━━━━━ Supplied information
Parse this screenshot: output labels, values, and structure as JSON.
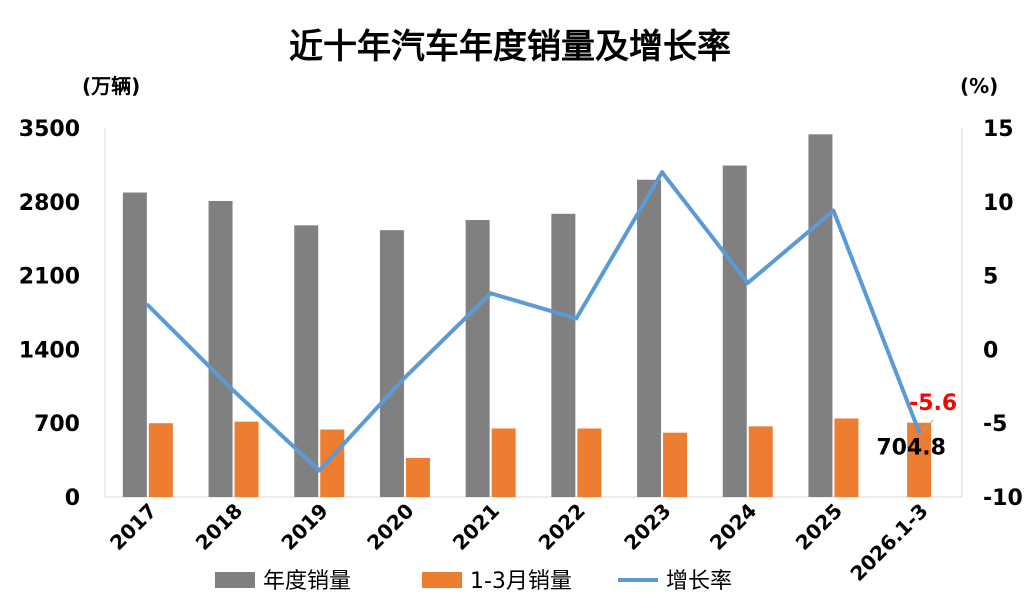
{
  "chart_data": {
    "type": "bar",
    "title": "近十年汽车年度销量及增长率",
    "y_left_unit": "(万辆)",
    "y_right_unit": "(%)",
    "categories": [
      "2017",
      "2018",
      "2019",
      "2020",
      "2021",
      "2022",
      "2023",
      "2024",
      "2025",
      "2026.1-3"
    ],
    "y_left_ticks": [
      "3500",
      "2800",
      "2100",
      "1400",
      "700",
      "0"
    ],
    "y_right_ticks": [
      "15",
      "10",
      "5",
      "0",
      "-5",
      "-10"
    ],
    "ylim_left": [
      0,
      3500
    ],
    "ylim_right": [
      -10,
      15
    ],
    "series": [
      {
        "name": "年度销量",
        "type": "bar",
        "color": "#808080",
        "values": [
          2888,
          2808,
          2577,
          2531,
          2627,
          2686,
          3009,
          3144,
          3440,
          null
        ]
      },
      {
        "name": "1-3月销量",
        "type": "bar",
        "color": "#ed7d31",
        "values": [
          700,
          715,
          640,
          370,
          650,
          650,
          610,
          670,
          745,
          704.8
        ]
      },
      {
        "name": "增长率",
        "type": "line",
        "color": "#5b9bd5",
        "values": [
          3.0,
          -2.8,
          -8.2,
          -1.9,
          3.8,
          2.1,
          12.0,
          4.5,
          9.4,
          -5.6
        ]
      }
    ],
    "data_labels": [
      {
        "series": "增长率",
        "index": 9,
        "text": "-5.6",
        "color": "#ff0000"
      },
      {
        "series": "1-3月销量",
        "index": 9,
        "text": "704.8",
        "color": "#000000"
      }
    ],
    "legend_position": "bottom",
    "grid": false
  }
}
━━━━━━━━━━
━━━━━ Supplied information
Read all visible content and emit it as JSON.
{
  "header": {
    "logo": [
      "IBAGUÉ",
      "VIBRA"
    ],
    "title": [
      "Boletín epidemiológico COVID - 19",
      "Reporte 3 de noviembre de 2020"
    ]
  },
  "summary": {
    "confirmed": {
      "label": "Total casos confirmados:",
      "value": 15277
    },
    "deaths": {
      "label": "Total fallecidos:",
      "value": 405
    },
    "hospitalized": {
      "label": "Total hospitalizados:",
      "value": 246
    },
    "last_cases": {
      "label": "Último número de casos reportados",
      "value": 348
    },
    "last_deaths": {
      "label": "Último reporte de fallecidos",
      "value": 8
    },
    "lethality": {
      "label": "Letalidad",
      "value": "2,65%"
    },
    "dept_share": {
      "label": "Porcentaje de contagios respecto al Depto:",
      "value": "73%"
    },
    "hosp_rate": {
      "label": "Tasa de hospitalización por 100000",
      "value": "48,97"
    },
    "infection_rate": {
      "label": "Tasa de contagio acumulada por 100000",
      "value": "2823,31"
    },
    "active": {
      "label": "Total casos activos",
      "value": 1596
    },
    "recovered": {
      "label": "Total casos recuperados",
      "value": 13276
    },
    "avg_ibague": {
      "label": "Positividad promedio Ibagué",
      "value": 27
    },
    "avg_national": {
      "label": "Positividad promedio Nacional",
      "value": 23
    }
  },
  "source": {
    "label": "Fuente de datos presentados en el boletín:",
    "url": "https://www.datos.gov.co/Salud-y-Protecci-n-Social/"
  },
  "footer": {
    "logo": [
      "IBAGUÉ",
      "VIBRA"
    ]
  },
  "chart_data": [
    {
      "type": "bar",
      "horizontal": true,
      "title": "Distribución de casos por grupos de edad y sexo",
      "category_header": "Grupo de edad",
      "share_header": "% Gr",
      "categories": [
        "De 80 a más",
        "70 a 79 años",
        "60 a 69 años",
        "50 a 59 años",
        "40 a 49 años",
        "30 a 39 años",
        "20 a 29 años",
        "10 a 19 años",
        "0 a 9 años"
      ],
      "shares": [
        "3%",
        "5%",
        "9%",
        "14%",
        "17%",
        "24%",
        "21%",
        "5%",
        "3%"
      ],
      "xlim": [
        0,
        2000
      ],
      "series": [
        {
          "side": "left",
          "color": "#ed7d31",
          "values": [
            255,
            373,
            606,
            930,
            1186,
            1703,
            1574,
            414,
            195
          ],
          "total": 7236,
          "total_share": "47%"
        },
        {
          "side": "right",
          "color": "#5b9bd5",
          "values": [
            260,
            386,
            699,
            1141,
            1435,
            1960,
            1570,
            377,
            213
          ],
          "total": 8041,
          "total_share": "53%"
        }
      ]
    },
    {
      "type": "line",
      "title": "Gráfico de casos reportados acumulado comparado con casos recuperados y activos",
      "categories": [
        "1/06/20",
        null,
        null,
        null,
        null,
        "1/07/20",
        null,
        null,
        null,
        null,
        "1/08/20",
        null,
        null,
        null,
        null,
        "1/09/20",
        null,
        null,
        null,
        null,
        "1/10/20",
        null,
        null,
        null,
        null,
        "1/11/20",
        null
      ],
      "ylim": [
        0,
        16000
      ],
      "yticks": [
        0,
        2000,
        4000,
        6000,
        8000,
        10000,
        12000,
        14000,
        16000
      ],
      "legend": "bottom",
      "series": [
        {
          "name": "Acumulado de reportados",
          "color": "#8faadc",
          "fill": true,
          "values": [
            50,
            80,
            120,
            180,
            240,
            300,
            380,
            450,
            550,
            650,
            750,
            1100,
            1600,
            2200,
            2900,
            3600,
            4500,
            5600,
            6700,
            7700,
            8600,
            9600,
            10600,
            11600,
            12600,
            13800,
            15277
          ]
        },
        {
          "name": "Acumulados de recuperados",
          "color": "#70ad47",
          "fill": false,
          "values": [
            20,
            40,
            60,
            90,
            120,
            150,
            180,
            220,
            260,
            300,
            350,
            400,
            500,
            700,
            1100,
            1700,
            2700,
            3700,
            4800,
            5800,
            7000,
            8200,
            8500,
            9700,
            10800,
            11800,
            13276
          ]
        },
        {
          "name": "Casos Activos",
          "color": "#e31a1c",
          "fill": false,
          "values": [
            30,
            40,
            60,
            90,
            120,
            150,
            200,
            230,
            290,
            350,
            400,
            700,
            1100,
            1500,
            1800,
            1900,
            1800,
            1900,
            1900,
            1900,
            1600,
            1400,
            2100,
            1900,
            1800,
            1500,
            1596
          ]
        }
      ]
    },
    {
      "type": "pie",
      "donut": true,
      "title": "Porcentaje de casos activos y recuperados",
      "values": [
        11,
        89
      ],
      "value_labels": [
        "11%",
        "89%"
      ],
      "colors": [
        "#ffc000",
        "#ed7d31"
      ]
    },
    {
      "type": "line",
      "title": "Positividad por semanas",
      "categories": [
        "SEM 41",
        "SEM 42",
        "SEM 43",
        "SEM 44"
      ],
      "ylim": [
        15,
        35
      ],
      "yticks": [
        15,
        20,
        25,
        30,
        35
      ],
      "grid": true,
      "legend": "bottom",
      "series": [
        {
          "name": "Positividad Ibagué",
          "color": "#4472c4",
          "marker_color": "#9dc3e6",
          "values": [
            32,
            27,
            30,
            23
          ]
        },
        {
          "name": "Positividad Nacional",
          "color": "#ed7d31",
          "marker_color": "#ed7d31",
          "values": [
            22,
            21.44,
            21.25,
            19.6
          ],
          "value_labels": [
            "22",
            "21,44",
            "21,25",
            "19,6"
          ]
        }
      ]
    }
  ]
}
━━━━━━━━━━
### Exercise task:
Count the lines of the material that include the word "reportados", then state only the total.

### Output:
3